> _Brief_
Records follow. Copy every line with "antifúngicos".

Stored data entries:
========================
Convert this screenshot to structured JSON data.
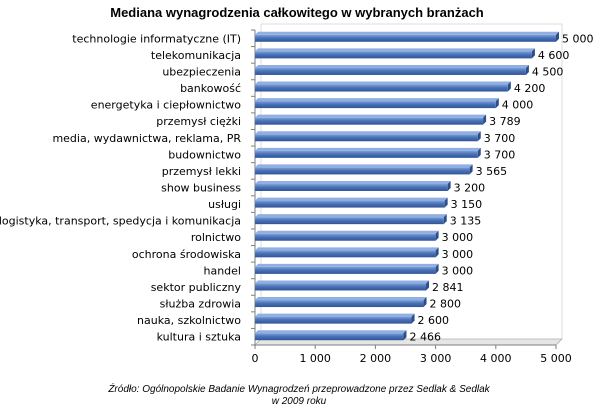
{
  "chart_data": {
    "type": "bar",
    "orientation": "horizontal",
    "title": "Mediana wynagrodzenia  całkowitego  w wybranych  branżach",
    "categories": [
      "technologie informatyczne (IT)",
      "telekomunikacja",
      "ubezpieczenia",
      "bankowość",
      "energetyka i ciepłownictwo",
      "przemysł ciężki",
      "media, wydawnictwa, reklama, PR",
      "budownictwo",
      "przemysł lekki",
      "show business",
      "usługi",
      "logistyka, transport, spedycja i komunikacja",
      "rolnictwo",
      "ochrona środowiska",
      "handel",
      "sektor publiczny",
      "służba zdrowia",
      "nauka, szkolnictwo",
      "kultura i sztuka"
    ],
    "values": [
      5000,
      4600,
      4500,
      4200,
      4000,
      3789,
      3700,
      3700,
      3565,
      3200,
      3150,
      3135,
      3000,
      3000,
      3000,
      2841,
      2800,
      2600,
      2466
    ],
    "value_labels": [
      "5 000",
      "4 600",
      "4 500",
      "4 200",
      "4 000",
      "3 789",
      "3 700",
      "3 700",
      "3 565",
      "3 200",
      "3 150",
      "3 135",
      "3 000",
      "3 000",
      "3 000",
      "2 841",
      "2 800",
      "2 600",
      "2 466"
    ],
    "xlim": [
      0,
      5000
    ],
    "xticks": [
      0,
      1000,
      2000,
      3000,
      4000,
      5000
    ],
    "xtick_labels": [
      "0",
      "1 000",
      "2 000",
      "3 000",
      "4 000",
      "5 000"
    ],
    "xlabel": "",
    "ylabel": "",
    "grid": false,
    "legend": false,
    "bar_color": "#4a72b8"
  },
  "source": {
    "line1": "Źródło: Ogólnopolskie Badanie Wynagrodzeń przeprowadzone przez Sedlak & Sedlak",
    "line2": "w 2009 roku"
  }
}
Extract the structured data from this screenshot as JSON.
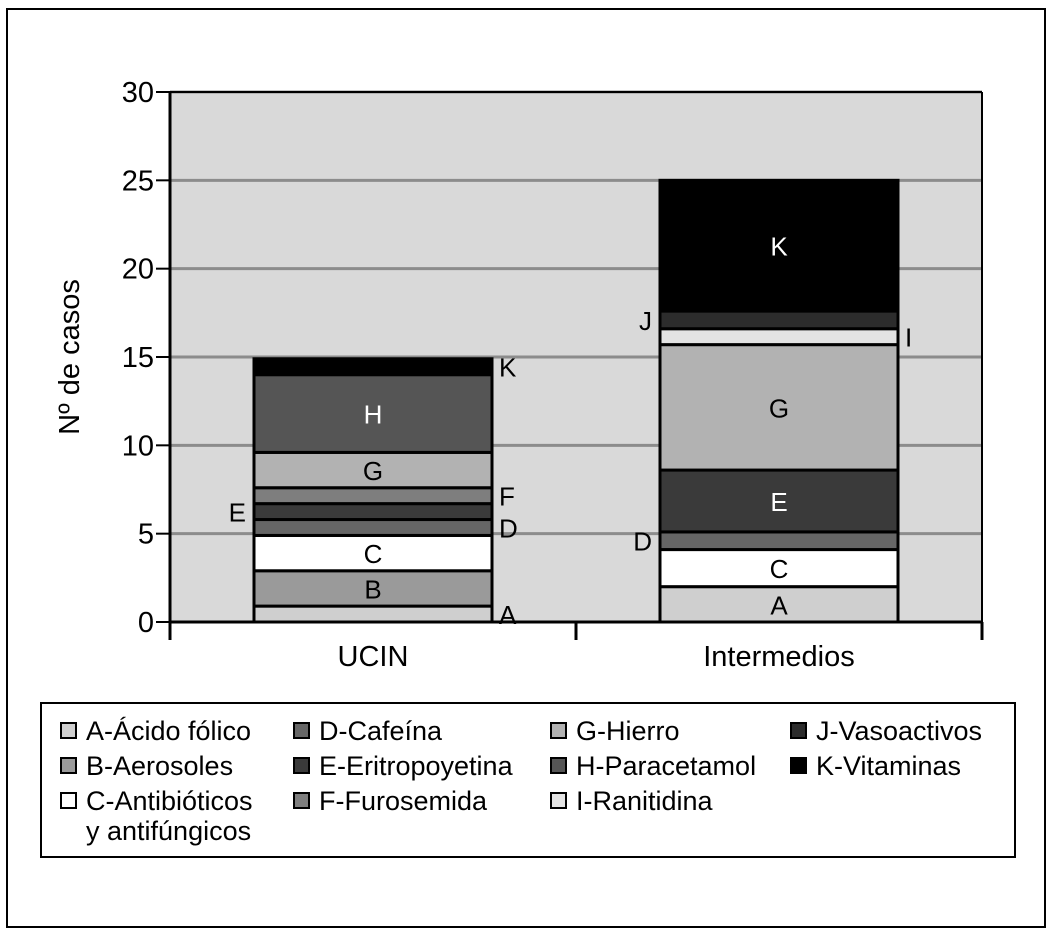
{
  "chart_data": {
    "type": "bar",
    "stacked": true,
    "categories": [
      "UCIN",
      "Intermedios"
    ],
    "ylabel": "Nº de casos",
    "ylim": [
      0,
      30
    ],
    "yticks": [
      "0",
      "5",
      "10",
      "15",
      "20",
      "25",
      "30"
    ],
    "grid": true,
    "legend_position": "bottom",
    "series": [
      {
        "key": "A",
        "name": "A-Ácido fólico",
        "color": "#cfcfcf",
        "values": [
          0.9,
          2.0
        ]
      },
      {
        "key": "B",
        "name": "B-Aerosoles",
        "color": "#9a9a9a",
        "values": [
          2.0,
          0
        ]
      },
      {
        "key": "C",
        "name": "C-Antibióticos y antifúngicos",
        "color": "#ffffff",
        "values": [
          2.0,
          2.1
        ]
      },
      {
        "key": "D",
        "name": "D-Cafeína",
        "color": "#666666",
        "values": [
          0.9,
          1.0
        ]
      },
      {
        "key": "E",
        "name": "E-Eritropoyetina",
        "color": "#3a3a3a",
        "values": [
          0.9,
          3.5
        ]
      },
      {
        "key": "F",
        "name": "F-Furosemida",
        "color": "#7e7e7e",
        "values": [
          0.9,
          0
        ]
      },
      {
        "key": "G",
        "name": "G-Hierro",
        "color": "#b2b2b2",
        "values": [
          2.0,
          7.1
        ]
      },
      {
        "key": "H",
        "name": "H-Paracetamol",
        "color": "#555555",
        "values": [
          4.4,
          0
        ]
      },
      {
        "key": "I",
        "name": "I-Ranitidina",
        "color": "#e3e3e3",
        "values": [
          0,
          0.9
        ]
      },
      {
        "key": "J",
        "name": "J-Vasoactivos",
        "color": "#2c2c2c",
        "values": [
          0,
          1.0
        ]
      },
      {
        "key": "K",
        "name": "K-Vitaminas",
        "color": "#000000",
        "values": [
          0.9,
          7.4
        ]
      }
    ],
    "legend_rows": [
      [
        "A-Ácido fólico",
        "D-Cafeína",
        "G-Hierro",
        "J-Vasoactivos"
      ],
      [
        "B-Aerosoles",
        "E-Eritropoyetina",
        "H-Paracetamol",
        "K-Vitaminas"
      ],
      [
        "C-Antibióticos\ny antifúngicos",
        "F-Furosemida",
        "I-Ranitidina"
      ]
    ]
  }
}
========================
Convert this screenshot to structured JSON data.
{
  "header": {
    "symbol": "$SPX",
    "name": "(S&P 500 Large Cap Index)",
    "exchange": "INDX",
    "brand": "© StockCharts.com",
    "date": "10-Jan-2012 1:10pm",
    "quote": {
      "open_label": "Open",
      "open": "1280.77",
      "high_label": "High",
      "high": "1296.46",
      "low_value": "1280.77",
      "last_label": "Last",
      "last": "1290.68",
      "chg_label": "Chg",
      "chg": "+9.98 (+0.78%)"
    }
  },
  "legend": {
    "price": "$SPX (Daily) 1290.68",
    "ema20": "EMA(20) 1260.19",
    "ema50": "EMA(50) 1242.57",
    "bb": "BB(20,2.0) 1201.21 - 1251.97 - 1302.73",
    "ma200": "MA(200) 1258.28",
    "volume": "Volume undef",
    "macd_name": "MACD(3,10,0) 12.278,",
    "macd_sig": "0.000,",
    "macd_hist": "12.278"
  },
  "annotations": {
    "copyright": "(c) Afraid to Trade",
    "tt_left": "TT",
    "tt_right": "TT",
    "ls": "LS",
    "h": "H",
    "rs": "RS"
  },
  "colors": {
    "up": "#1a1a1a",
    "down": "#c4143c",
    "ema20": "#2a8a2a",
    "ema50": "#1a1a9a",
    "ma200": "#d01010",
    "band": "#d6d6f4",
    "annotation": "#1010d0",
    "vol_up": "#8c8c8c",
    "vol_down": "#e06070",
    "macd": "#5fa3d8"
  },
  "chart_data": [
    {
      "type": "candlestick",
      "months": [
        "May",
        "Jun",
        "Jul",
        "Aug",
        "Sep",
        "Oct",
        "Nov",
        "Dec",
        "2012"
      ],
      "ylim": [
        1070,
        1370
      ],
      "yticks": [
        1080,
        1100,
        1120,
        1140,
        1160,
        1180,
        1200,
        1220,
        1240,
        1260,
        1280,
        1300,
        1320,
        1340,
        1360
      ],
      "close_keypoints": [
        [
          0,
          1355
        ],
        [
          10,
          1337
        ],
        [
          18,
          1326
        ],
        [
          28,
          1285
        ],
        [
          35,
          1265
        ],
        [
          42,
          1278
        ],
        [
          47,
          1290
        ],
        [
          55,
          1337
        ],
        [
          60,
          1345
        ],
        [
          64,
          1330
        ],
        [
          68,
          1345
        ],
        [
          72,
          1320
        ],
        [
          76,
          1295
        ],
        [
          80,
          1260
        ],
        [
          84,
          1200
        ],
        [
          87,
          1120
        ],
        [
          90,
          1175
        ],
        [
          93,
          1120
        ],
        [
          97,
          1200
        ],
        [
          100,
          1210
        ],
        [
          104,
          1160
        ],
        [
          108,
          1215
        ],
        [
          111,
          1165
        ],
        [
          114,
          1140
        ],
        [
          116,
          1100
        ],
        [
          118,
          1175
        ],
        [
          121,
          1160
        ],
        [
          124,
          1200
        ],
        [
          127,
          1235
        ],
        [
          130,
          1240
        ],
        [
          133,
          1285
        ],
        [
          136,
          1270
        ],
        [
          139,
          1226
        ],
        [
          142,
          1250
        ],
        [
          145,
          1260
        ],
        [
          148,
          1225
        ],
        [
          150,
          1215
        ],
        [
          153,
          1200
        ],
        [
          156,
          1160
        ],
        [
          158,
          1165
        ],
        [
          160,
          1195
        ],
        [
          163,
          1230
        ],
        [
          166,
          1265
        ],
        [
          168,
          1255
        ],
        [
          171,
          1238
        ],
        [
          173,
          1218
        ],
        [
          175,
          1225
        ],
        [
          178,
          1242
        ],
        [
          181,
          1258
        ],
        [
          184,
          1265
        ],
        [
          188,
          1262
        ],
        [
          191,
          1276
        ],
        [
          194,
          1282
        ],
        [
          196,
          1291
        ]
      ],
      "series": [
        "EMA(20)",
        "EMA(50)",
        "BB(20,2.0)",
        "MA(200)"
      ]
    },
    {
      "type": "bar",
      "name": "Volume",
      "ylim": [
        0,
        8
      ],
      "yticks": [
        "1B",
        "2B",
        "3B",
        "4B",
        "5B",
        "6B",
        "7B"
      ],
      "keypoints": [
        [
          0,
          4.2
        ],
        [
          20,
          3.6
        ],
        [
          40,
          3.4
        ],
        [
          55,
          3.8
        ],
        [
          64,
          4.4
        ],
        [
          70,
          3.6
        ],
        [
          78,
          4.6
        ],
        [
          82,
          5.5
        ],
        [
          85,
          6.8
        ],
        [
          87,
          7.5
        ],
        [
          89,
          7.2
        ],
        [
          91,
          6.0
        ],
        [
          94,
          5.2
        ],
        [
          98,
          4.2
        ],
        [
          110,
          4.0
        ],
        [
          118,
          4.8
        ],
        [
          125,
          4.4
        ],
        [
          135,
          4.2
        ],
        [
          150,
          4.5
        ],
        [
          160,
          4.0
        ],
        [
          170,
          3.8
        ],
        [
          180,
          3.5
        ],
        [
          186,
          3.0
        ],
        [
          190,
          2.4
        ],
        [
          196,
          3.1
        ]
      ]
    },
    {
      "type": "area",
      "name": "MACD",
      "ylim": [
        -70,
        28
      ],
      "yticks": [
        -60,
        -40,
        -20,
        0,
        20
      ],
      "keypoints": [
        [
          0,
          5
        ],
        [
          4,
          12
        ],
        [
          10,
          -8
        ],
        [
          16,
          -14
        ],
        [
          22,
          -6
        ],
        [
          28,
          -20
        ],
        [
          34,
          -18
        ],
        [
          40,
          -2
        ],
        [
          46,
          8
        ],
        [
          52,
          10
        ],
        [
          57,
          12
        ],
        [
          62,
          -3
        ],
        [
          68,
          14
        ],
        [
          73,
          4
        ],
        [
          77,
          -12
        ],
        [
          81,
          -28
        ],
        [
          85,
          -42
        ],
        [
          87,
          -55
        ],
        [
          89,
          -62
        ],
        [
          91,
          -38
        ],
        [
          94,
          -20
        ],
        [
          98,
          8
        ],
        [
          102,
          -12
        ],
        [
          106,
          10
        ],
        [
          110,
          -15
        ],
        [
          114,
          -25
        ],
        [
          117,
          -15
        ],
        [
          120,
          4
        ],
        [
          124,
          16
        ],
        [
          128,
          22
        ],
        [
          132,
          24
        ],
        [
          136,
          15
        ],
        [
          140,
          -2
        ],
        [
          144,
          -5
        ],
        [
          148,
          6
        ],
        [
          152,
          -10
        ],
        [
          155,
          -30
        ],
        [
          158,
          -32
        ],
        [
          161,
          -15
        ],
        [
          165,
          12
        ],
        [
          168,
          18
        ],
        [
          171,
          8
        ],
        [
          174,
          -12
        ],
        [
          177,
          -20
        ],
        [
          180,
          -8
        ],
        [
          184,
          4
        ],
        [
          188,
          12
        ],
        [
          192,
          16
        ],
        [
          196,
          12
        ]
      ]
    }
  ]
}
========================
> _Task answer_
        "name": "C-Antibióticos y antifúngicos",
        "C-Antibióticos\ny antifúngicos",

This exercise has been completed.